(Goal of the exercise) Please, could you print all the lines below exactly, leaving out the pictures?
● ● ● ● ●
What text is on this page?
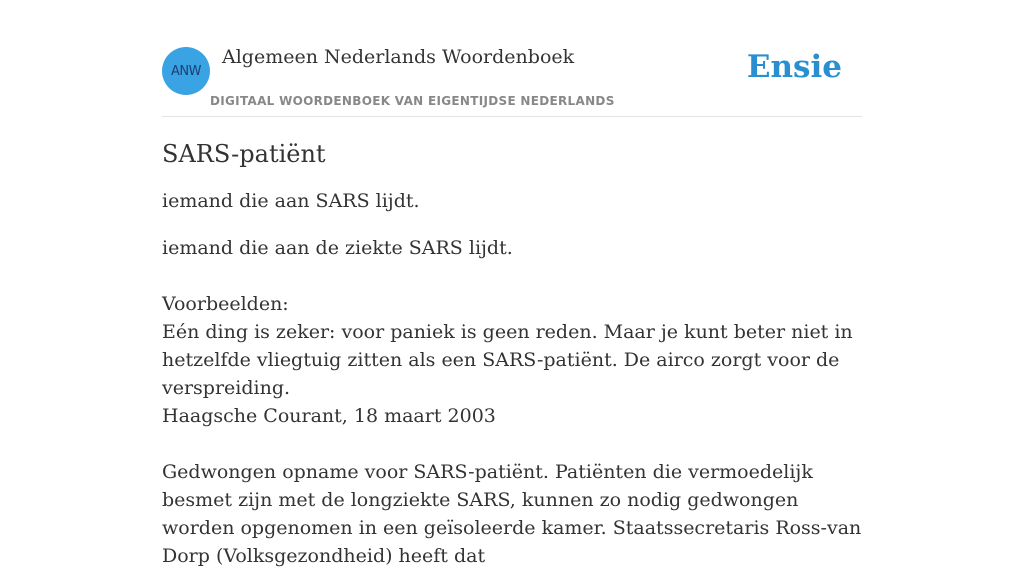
ANW
Algemeen Nederlands Woordenboek
DIGITAAL WOORDENBOEK VAN EIGENTIJDSE NEDERLANDS
Ensie
SARS-patiënt

iemand die aan SARS lijdt.

iemand die aan de ziekte SARS lijdt.

Voorbeelden:
Eén ding is zeker: voor paniek is geen reden. Maar je kunt beter niet in hetzelfde vliegtuig zitten als een SARS-patiënt. De airco zorgt voor de verspreiding.
Haagsche Courant, 18 maart 2003
Gedwongen opname voor SARS-patiënt. Patiënten die vermoedelijk besmet zijn met de longziekte SARS, kunnen zo nodig gedwongen worden opgenomen in een geïsoleerde kamer. Staatssecretaris Ross-van Dorp (Volksgezondheid) heeft dat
● ● ● ● ●
(Response for this exercise)
What text is on this page?
ANW
Algemeen Nederlands Woordenboek
DIGITAAL WOORDENBOEK VAN EIGENTIJDSE NEDERLANDS
Ensie
SARS-patiënt

iemand die aan SARS lijdt.

iemand die aan de ziekte SARS lijdt.

Voorbeelden:
Eén ding is zeker: voor paniek is geen reden. Maar je kunt beter niet in hetzelfde vliegtuig zitten als een SARS-patiënt. De airco zorgt voor de verspreiding.
Haagsche Courant, 18 maart 2003
Gedwongen opname voor SARS-patiënt. Patiënten die vermoedelijk besmet zijn met de longziekte SARS, kunnen zo nodig gedwongen worden opgenomen in een geïsoleerde kamer. Staatssecretaris Ross-van Dorp (Volksgezondheid) heeft dat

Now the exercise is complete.